-- Begin --

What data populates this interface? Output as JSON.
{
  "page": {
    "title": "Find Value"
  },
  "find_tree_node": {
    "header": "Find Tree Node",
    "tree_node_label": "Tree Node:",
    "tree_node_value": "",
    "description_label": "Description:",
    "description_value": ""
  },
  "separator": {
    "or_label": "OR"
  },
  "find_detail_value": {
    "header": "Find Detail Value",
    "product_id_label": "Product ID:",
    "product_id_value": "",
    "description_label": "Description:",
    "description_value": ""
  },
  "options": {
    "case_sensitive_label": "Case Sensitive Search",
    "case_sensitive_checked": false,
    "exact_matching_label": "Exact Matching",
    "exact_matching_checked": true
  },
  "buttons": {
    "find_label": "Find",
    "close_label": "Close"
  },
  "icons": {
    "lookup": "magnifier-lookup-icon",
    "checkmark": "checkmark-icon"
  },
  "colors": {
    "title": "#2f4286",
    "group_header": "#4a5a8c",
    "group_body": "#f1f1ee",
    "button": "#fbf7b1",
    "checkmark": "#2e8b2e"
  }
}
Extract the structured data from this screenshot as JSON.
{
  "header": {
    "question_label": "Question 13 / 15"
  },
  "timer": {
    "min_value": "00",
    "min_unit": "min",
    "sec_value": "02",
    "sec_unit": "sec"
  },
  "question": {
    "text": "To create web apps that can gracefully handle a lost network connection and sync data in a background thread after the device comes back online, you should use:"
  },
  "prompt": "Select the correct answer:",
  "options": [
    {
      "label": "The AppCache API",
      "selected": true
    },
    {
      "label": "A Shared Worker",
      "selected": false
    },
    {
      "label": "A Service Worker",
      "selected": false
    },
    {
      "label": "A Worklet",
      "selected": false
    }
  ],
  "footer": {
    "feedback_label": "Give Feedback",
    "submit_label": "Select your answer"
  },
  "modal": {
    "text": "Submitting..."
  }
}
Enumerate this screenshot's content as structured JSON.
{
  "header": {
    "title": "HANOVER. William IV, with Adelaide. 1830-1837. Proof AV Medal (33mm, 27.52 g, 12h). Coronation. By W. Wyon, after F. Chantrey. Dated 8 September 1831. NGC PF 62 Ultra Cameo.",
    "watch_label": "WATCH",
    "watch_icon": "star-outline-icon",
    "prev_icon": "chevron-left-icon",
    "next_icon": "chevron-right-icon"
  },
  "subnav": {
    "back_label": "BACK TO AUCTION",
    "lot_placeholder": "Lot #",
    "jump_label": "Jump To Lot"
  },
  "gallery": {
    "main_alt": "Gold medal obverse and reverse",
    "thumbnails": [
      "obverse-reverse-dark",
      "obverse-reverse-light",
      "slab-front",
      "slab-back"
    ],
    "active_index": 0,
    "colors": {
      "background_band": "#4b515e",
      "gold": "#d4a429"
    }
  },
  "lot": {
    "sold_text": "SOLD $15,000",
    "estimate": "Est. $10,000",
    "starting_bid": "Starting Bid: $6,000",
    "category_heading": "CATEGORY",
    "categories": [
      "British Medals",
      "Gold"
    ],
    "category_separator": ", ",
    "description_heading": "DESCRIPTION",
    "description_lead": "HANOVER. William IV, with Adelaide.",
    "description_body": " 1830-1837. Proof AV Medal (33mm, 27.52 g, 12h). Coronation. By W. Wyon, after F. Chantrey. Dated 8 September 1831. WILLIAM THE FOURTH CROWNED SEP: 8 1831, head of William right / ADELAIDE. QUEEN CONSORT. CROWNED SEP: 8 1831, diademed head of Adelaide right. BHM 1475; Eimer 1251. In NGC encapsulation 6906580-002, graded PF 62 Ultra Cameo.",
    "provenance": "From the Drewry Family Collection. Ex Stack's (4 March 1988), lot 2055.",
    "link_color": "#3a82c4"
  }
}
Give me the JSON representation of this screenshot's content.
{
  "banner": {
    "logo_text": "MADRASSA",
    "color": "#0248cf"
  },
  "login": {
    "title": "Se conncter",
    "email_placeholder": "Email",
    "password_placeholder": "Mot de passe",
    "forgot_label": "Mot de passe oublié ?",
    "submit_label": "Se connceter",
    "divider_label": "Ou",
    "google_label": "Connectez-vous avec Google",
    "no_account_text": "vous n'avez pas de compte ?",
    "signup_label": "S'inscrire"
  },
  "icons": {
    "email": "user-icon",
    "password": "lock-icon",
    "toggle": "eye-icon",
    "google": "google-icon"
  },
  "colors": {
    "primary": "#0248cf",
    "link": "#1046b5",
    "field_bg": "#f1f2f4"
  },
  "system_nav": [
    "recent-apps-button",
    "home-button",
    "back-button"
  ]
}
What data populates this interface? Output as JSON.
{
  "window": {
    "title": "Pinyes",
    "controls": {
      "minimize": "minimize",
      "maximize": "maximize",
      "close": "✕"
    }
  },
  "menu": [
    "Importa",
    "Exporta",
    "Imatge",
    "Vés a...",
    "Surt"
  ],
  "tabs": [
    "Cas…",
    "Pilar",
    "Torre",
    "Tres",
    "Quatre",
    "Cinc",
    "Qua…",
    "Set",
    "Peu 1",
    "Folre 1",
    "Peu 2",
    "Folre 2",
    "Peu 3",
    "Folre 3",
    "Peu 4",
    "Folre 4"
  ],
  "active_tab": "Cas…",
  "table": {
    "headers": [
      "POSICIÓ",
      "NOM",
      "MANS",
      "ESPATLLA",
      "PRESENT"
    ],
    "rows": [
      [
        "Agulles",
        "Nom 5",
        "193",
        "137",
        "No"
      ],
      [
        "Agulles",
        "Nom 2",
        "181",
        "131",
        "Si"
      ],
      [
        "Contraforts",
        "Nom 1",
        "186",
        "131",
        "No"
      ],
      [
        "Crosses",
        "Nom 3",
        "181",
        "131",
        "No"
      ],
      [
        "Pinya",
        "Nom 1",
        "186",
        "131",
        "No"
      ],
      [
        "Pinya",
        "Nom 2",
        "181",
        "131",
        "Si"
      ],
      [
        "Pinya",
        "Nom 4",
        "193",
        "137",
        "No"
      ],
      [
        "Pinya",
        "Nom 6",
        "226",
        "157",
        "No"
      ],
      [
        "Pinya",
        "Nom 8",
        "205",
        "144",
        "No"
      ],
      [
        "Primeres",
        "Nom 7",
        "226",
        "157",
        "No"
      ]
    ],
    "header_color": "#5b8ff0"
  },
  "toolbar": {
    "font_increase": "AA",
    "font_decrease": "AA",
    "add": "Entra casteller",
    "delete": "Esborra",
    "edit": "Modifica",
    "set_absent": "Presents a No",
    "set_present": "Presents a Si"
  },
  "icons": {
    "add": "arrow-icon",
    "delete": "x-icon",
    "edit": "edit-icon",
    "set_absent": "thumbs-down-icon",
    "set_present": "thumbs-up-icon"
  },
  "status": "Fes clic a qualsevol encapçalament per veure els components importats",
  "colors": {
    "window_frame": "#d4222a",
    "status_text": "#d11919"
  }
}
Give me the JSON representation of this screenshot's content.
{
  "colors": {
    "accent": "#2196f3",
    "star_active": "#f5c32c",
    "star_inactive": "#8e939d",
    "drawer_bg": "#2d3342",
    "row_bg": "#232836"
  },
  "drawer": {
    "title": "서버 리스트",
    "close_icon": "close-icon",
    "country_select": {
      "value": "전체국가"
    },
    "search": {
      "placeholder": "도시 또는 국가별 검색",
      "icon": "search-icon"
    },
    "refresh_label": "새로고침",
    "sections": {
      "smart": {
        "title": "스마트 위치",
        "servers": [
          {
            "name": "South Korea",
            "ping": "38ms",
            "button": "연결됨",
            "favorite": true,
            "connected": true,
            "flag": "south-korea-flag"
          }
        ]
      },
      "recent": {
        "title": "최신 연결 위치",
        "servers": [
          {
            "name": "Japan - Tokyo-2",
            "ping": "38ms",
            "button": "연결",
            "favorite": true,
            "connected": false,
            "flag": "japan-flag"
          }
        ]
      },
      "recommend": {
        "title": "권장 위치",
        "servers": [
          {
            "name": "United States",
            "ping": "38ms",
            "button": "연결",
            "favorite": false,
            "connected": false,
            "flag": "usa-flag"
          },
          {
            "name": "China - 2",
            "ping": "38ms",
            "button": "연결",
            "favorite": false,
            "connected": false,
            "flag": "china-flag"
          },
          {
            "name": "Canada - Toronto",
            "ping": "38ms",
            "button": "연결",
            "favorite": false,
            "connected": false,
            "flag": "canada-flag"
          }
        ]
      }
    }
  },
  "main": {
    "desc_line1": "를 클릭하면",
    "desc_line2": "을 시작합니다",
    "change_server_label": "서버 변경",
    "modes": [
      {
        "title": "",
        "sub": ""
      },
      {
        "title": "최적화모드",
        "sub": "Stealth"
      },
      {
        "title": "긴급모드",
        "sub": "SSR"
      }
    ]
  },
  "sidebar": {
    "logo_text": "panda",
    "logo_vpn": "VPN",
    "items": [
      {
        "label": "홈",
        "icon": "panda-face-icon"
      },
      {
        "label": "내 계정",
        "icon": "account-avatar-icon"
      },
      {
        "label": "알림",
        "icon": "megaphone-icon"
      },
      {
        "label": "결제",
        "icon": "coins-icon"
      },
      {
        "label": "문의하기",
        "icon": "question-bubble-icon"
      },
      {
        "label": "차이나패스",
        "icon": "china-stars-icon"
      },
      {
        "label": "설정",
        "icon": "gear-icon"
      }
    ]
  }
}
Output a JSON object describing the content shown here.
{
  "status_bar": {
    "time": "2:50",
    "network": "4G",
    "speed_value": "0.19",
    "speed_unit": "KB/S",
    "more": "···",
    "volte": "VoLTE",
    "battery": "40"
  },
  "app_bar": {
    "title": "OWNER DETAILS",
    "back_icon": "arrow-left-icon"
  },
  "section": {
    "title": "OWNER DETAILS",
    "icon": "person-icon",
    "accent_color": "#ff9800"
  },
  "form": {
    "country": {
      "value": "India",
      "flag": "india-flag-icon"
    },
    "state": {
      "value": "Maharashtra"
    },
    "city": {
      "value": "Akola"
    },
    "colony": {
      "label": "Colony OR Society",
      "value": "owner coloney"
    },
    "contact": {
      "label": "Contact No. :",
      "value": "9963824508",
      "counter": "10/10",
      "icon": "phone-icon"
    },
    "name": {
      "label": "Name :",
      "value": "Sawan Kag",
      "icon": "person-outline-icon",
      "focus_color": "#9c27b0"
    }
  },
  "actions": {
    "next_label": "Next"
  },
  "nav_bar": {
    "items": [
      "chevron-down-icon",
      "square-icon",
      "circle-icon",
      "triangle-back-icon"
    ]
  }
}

-- End --

> [Exercise goal]
Reply with one number only, the count of lines above that hold the string "Worker".

> [Response to the exercise]
2